GOAL :: Say how many lines in the records include the string "data", adding no other words.

STORED ROWS ::
= = = = =

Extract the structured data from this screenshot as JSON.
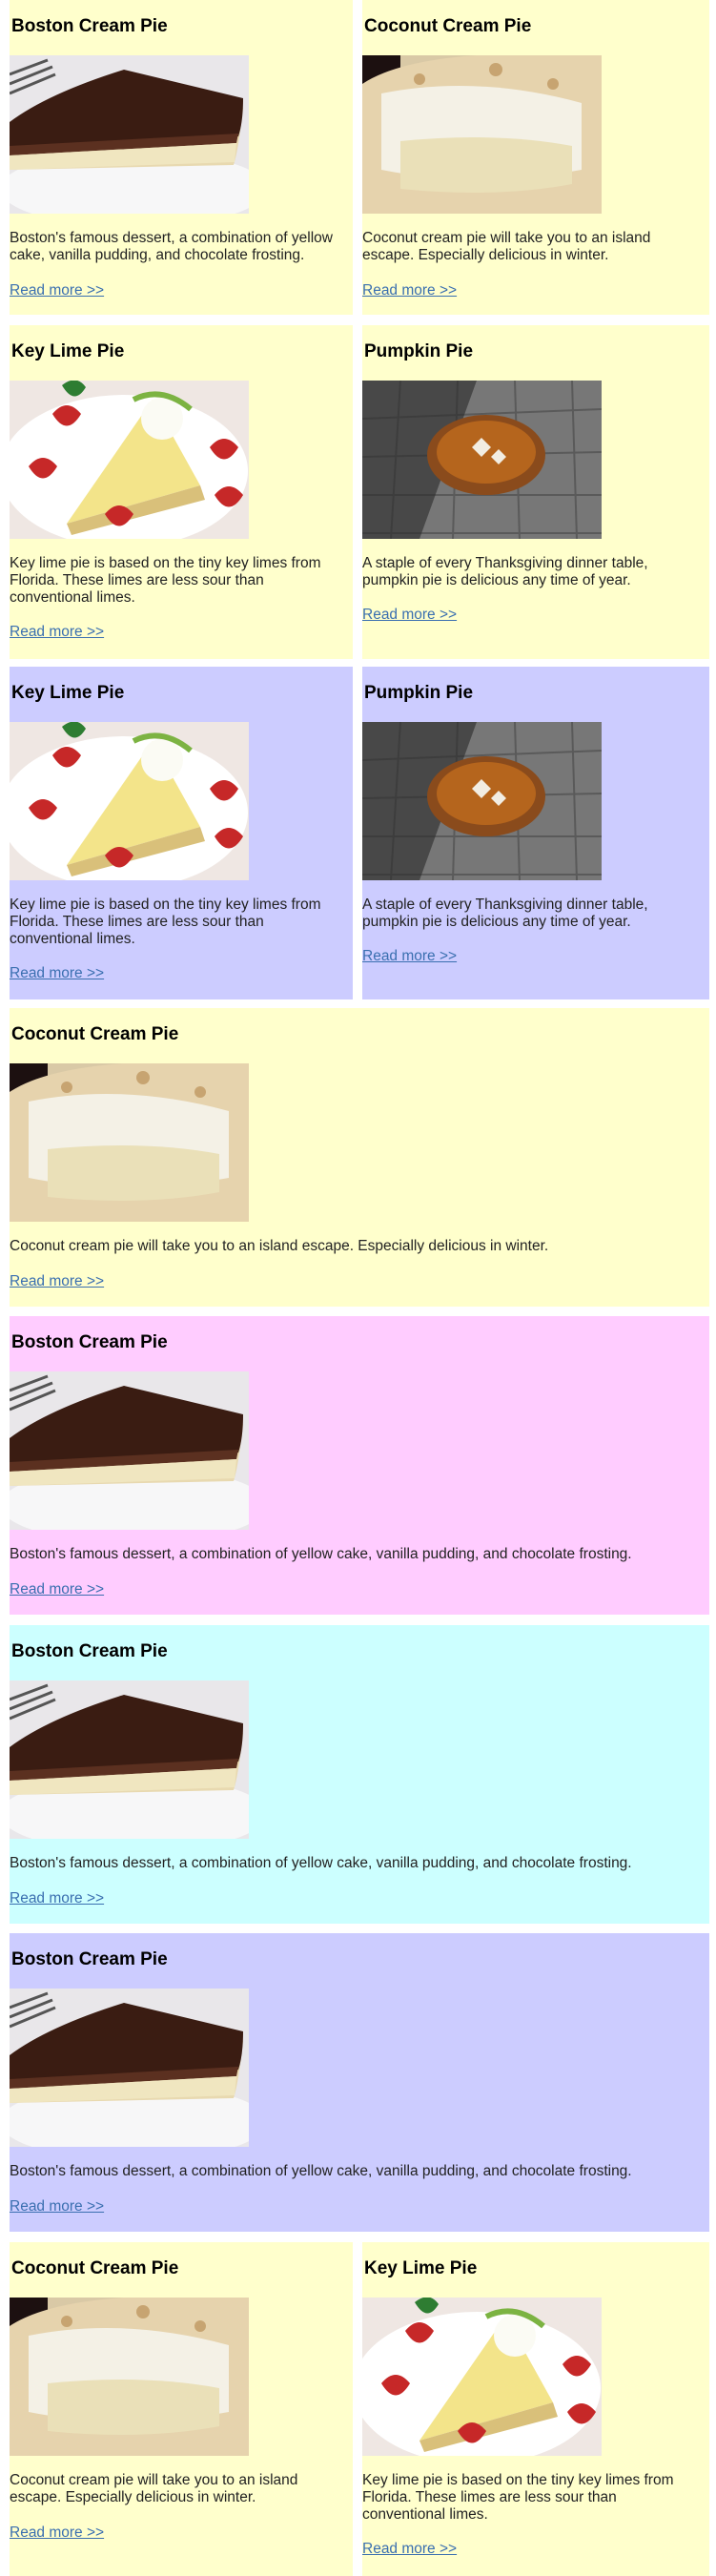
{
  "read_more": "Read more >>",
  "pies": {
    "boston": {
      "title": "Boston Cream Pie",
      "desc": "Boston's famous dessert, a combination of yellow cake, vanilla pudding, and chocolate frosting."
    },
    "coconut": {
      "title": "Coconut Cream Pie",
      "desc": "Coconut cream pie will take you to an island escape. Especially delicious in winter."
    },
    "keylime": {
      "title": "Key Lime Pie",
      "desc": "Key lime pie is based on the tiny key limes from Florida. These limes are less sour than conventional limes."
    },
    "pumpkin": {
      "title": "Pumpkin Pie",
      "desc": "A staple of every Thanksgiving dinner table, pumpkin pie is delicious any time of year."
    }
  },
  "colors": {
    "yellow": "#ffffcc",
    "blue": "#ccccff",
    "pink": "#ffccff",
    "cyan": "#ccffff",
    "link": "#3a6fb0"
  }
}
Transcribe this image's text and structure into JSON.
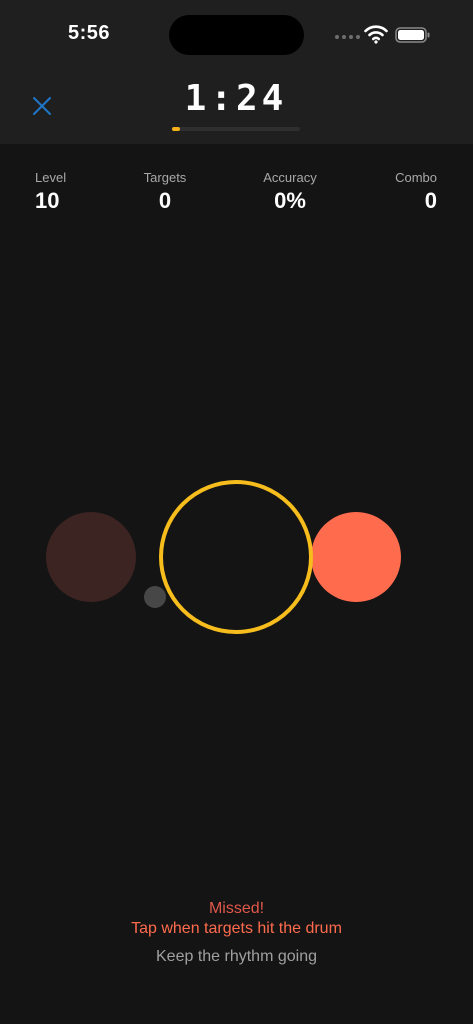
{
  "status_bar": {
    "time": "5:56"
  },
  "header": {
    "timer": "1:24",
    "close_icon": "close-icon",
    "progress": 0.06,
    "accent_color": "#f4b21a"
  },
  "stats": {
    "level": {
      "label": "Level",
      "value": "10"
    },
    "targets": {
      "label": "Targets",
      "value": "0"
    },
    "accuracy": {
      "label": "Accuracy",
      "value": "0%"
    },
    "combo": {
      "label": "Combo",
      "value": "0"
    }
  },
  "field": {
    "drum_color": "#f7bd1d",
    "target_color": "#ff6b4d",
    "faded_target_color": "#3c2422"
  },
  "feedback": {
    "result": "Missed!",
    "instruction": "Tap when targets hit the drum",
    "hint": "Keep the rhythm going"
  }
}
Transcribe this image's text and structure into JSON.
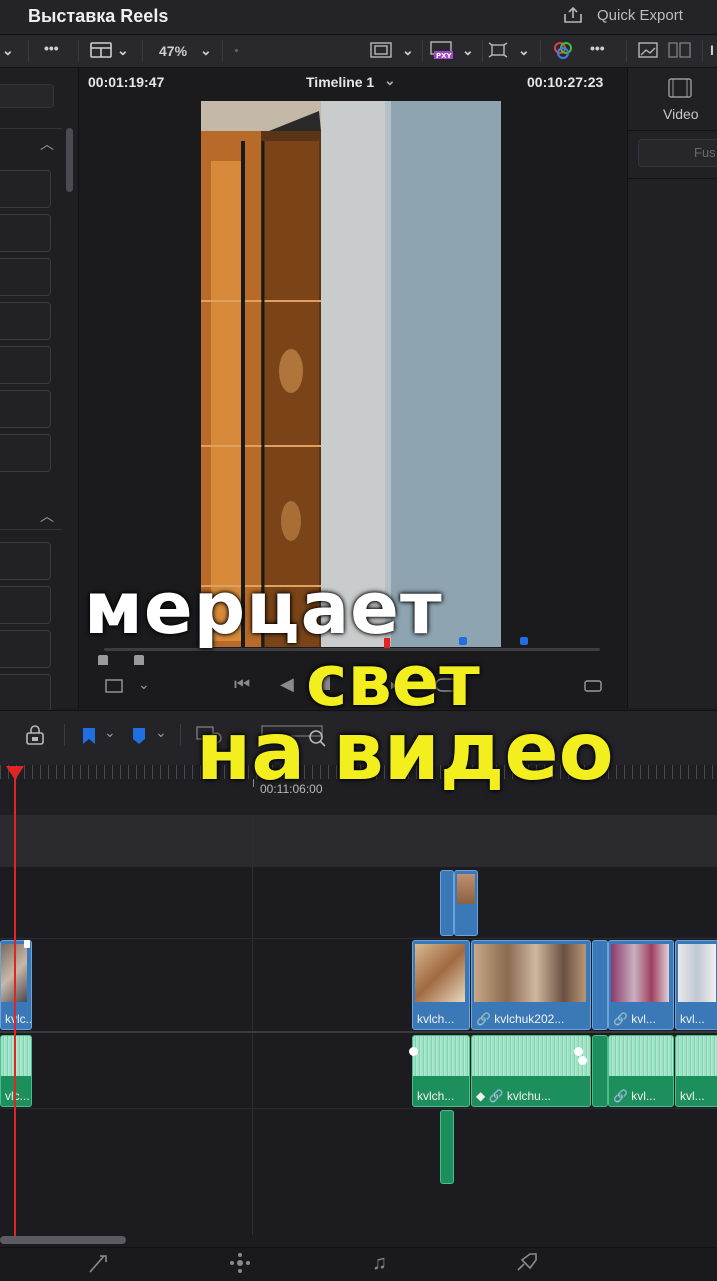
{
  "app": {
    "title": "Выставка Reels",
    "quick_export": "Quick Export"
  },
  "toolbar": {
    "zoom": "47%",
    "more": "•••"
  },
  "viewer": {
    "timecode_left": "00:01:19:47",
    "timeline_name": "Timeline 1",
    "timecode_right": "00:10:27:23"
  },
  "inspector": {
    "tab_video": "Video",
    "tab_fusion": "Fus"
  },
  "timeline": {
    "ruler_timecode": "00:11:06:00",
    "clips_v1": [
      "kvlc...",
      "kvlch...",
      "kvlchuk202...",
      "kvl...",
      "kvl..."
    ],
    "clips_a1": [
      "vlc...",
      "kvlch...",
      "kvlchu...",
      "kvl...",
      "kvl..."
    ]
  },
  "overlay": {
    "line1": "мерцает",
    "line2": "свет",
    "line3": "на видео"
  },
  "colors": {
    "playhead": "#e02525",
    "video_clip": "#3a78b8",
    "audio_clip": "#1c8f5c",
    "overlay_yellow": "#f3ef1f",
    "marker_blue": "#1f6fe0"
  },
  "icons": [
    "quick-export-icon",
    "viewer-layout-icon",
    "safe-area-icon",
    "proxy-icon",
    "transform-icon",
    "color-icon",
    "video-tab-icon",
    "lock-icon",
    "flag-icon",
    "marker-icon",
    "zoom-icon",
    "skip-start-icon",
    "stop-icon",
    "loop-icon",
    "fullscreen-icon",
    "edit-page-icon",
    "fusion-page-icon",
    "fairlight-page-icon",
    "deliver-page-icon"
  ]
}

= = = = =

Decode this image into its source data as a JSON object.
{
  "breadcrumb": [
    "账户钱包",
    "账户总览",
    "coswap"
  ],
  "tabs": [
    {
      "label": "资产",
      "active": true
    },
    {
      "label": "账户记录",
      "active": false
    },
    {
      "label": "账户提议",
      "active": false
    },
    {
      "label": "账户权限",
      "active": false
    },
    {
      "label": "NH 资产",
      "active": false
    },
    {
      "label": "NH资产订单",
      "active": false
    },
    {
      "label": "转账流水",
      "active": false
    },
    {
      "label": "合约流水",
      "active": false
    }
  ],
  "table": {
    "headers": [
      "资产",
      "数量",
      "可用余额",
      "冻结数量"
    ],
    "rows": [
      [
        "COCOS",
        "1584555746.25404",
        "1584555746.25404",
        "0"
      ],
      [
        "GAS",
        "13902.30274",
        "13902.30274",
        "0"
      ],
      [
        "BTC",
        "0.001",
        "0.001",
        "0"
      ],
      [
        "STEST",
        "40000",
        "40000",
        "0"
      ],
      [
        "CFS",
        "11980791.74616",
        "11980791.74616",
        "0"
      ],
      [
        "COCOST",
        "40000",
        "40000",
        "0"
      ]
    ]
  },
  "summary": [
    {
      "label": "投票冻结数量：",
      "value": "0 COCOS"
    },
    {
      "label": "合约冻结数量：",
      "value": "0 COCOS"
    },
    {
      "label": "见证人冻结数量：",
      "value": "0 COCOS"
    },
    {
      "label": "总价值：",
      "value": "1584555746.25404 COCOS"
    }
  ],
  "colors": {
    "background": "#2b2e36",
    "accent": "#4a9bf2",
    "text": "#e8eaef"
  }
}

= = = = =

RESPONSE TO THIS TASK :: 2